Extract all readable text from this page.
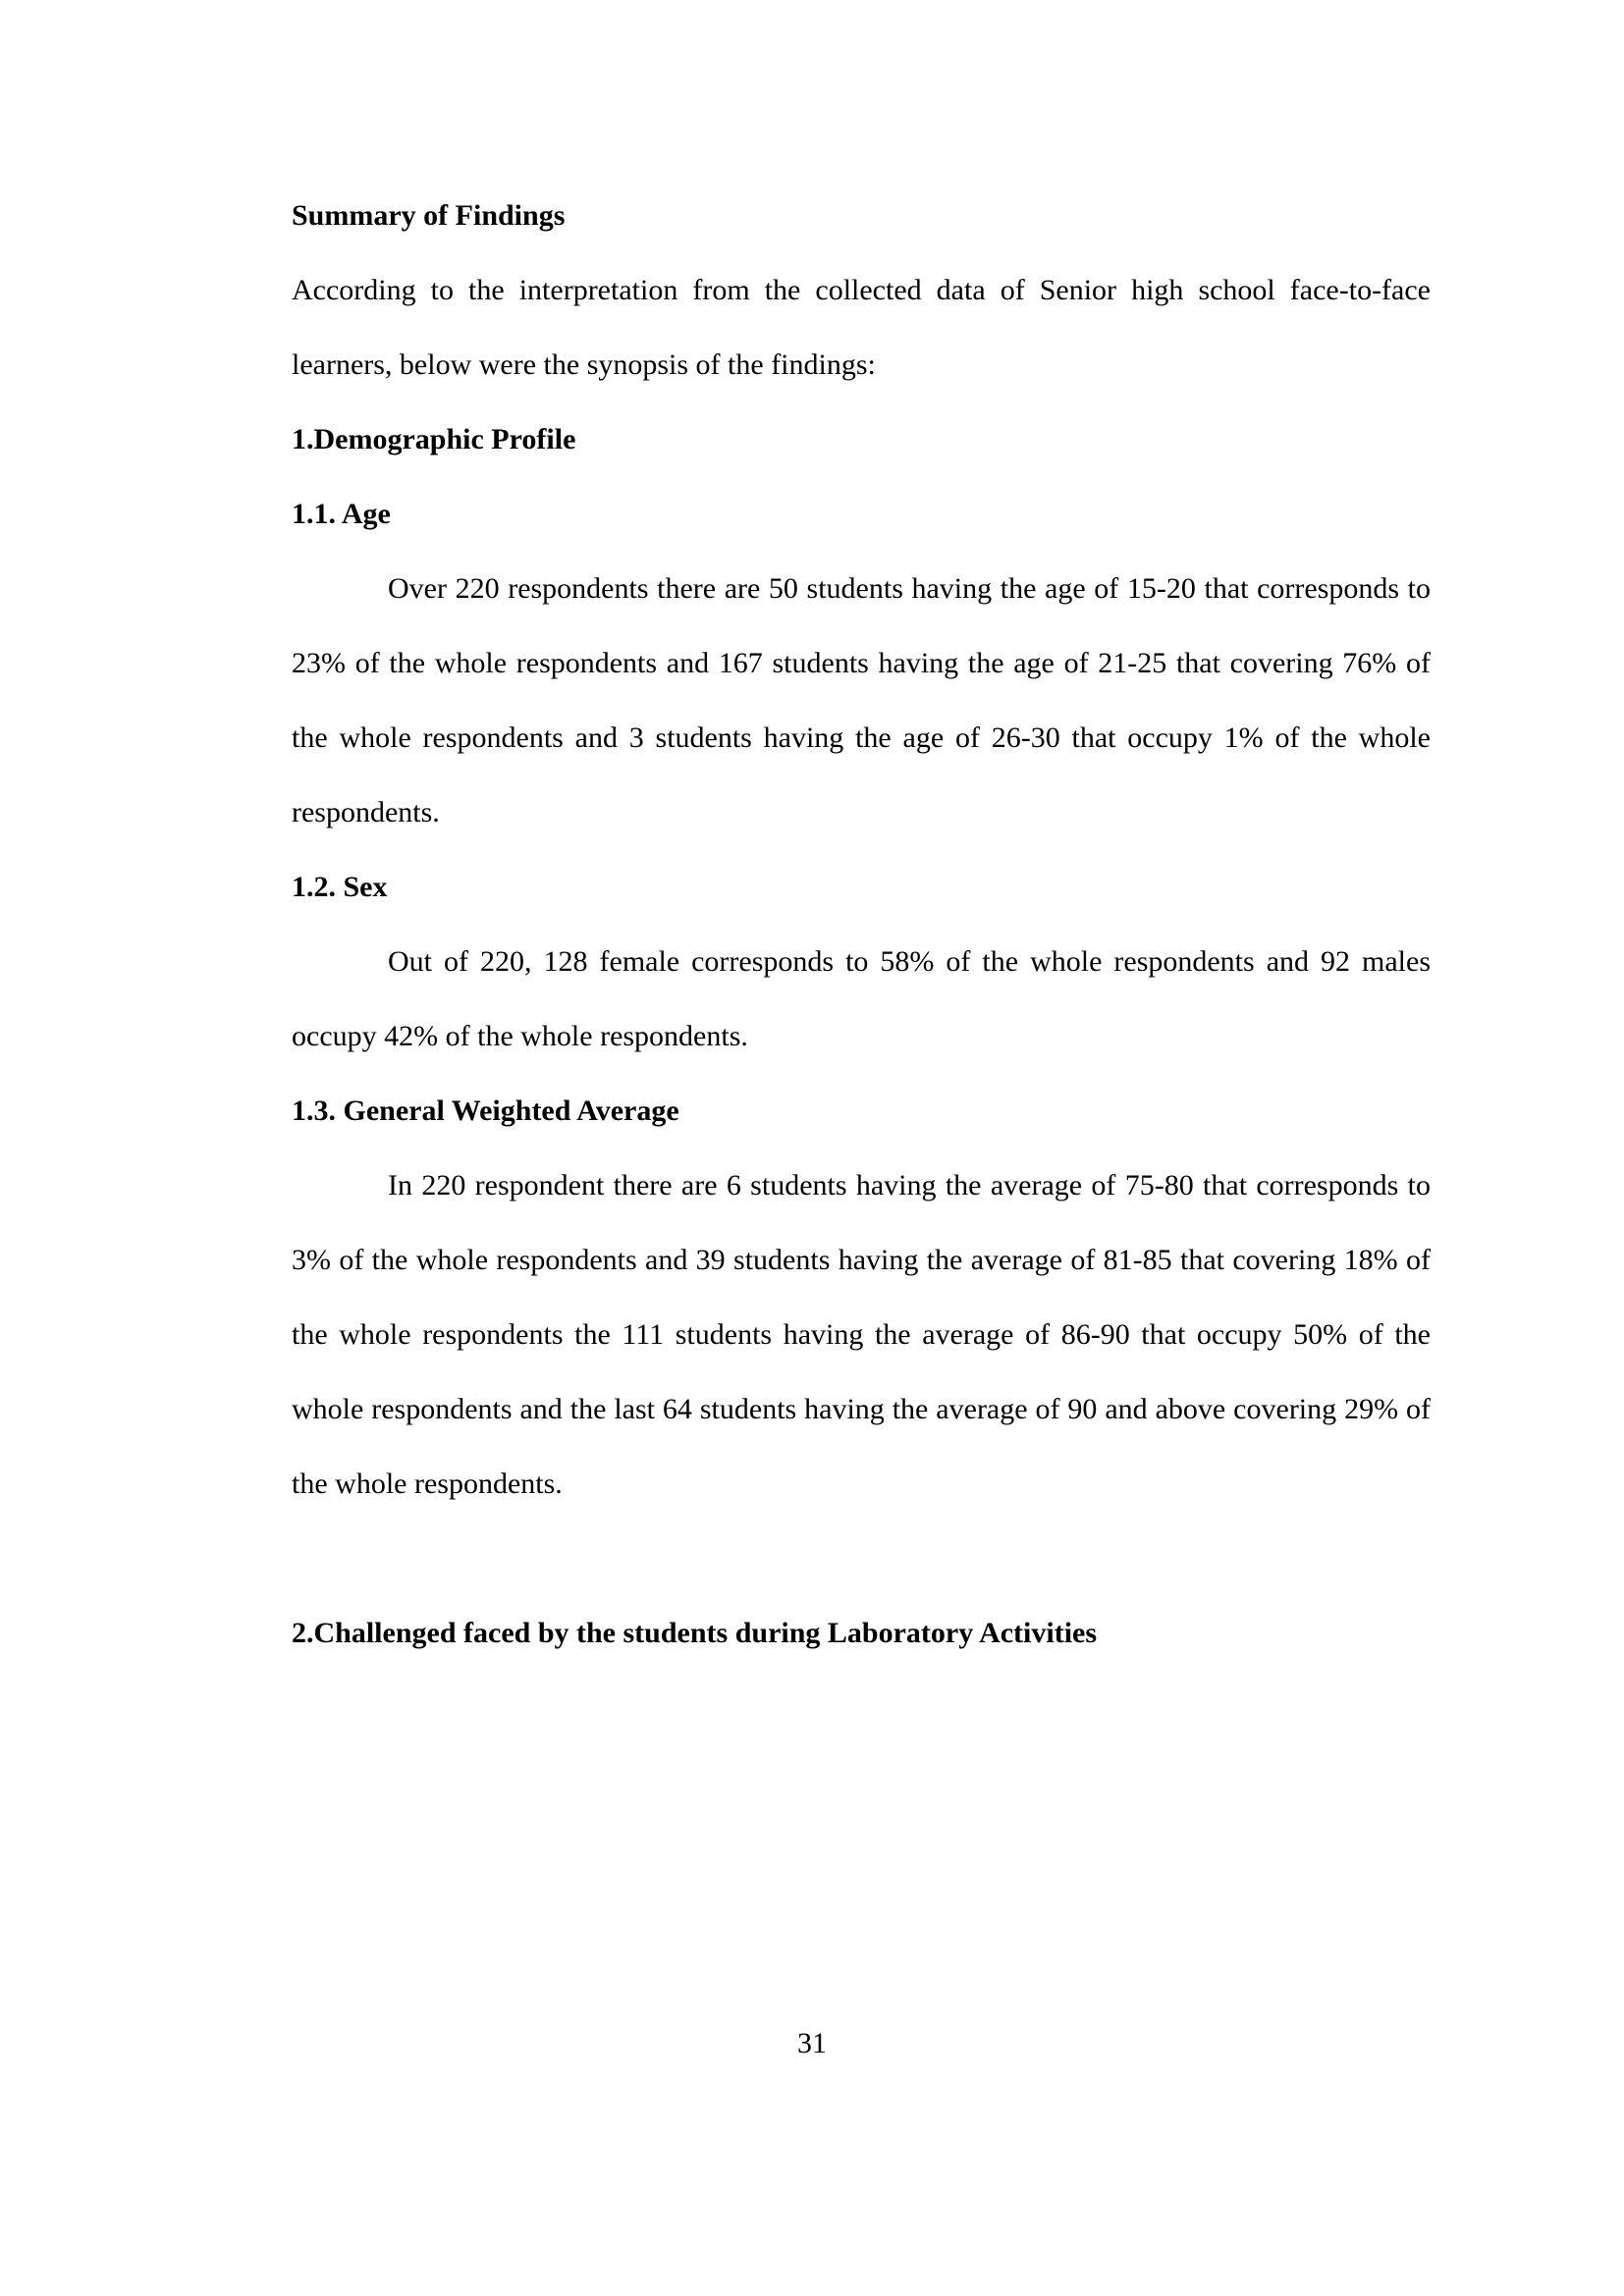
Summary of Findings

According to the interpretation from the collected data of Senior high school face-to-face learners, below were the synopsis of the findings:

1.Demographic Profile
1.1. Age

Over 220 respondents there are 50 students having the age of 15-20 that corresponds to 23% of the whole respondents and 167 students having the age of 21-25 that covering 76% of the whole respondents and 3 students having the age of 26-30 that occupy 1% of the whole respondents.

1.2. Sex

Out of 220, 128 female corresponds to 58% of the whole respondents and 92 males occupy 42% of the whole respondents.

1.3. General Weighted Average

In 220 respondent there are 6 students having the average of 75-80 that corresponds to 3% of the whole respondents and 39 students having the average of 81-85 that covering 18% of the whole respondents the 111 students having the average of 86-90 that occupy 50% of the whole respondents and the last 64 students having the average of 90 and above covering 29% of the whole respondents.

2.Challenged faced by the students during Laboratory Activities
31
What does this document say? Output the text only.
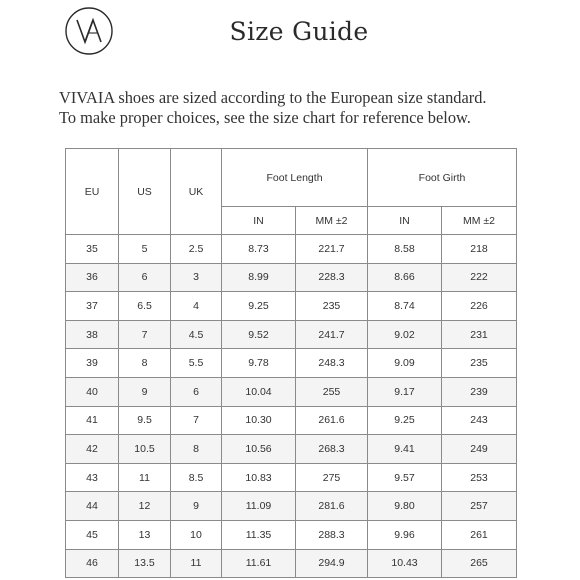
Size Guide
VIVAIA shoes are sized according to the European size standard.
To make proper choices, see the size chart for reference below.
EU	US	UK	Foot Length		Foot Girth	
			IN	MM ±2	IN	MM ±2
35	5	2.5	8.73	221.7	8.58	218
36	6	3	8.99	228.3	8.66	222
37	6.5	4	9.25	235	8.74	226
38	7	4.5	9.52	241.7	9.02	231
39	8	5.5	9.78	248.3	9.09	235
40	9	6	10.04	255	9.17	239
41	9.5	7	10.30	261.6	9.25	243
42	10.5	8	10.56	268.3	9.41	249
43	11	8.5	10.83	275	9.57	253
44	12	9	11.09	281.6	9.80	257
45	13	10	11.35	288.3	9.96	261
46	13.5	11	11.61	294.9	10.43	265
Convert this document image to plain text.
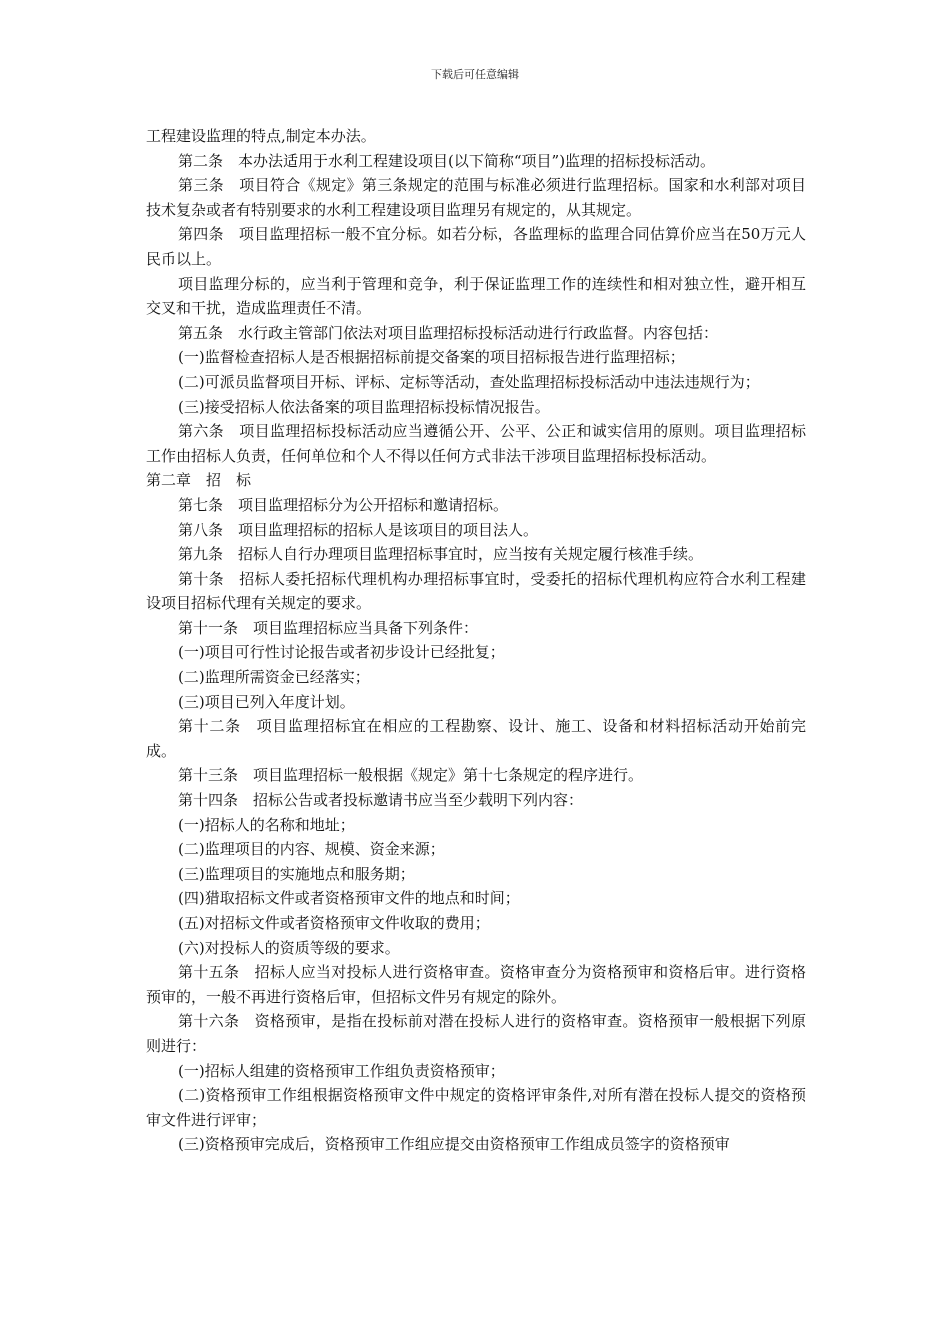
下载后可任意编辑

工程建设监理的特点,制定本办法。

第二条　本办法适用于水利工程建设项目(以下简称“项目”)监理的招标投标活动。

第三条　项目符合《规定》第三条规定的范围与标准必须进行监理招标。国家和水利部对项目技术复杂或者有特别要求的水利工程建设项目监理另有规定的，从其规定。

第四条　项目监理招标一般不宜分标。如若分标，各监理标的监理合同估算价应当在50万元人民币以上。

项目监理分标的，应当利于管理和竞争，利于保证监理工作的连续性和相对独立性，避开相互交叉和干扰，造成监理责任不清。

第五条　水行政主管部门依法对项目监理招标投标活动进行行政监督。内容包括：

(一)监督检查招标人是否根据招标前提交备案的项目招标报告进行监理招标；

(二)可派员监督项目开标、评标、定标等活动，查处监理招标投标活动中违法违规行为；

(三)接受招标人依法备案的项目监理招标投标情况报告。

第六条　项目监理招标投标活动应当遵循公开、公平、公正和诚实信用的原则。项目监理招标工作由招标人负责，任何单位和个人不得以任何方式非法干涉项目监理招标投标活动。

第二章　招　标

第七条　项目监理招标分为公开招标和邀请招标。

第八条　项目监理招标的招标人是该项目的项目法人。

第九条　招标人自行办理项目监理招标事宜时，应当按有关规定履行核准手续。

第十条　招标人委托招标代理机构办理招标事宜时，受委托的招标代理机构应符合水利工程建设项目招标代理有关规定的要求。

第十一条　项目监理招标应当具备下列条件：

(一)项目可行性讨论报告或者初步设计已经批复；

(二)监理所需资金已经落实；

(三)项目已列入年度计划。

第十二条　项目监理招标宜在相应的工程勘察、设计、施工、设备和材料招标活动开始前完成。

第十三条　项目监理招标一般根据《规定》第十七条规定的程序进行。

第十四条　招标公告或者投标邀请书应当至少载明下列内容：

(一)招标人的名称和地址；

(二)监理项目的内容、规模、资金来源；

(三)监理项目的实施地点和服务期；

(四)猎取招标文件或者资格预审文件的地点和时间；

(五)对招标文件或者资格预审文件收取的费用；

(六)对投标人的资质等级的要求。

第十五条　招标人应当对投标人进行资格审查。资格审查分为资格预审和资格后审。进行资格预审的，一般不再进行资格后审，但招标文件另有规定的除外。

第十六条　资格预审，是指在投标前对潜在投标人进行的资格审查。资格预审一般根据下列原则进行：

(一)招标人组建的资格预审工作组负责资格预审；

(二)资格预审工作组根据资格预审文件中规定的资格评审条件,对所有潜在投标人提交的资格预审文件进行评审；

(三)资格预审完成后，资格预审工作组应提交由资格预审工作组成员签字的资格预审
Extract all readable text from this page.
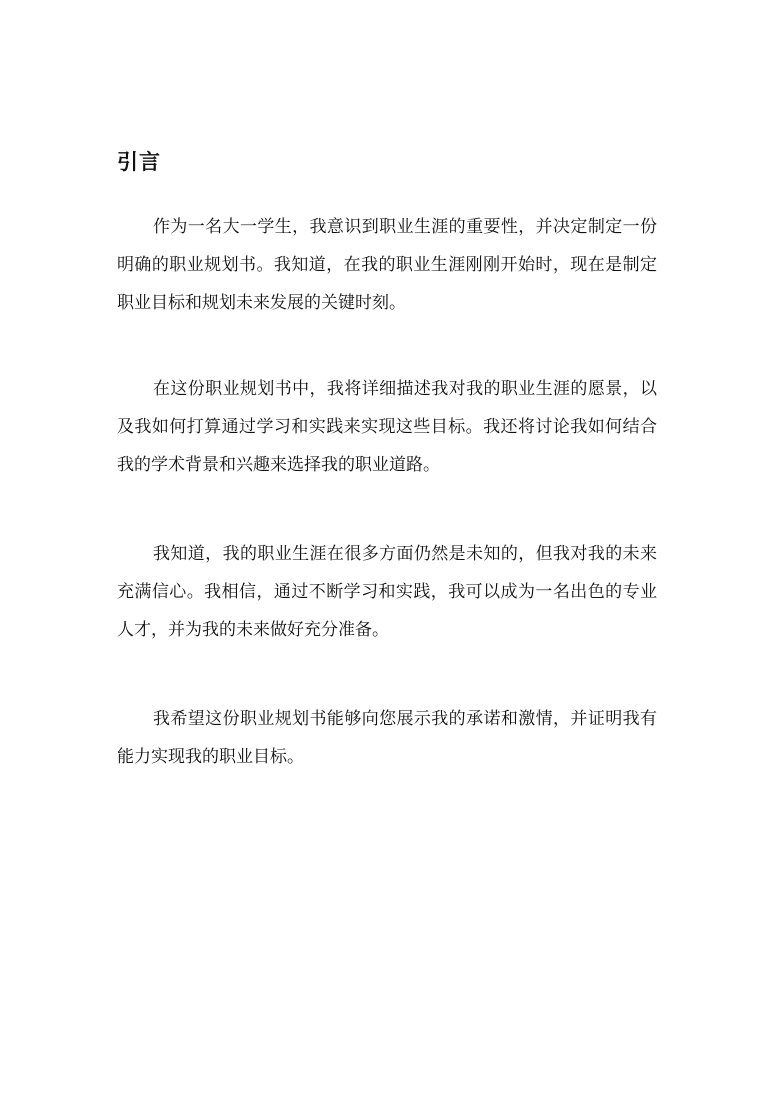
引言

作为一名大一学生，我意识到职业生涯的重要性，并决定制定一份明确的职业规划书。我知道，在我的职业生涯刚刚开始时，现在是制定职业目标和规划未来发展的关键时刻。

在这份职业规划书中，我将详细描述我对我的职业生涯的愿景，以及我如何打算通过学习和实践来实现这些目标。我还将讨论我如何结合我的学术背景和兴趣来选择我的职业道路。

我知道，我的职业生涯在很多方面仍然是未知的，但我对我的未来充满信心。我相信，通过不断学习和实践，我可以成为一名出色的专业人才，并为我的未来做好充分准备。

我希望这份职业规划书能够向您展示我的承诺和激情，并证明我有能力实现我的职业目标。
● ● ● ● ● ● ●
What you will do:
In the entries above, find each line with the word "covering" and show it.

Output of the task:
Over 220 respondents there are 50 students having the age of 15-20 that corresponds to 23% of the whole respondents and 167 students having the age of 21-25 that covering 76% of the whole respondents and 3 students having the age of 26-30 that occupy 1% of the whole respondents.
In 220 respondent there are 6 students having the average of 75-80 that corresponds to 3% of the whole respondents and 39 students having the average of 81-85 that covering 18% of the whole respondents the 111 students having the average of 86-90 that occupy 50% of the whole respondents and the last 64 students having the average of 90 and above covering 29% of the whole respondents.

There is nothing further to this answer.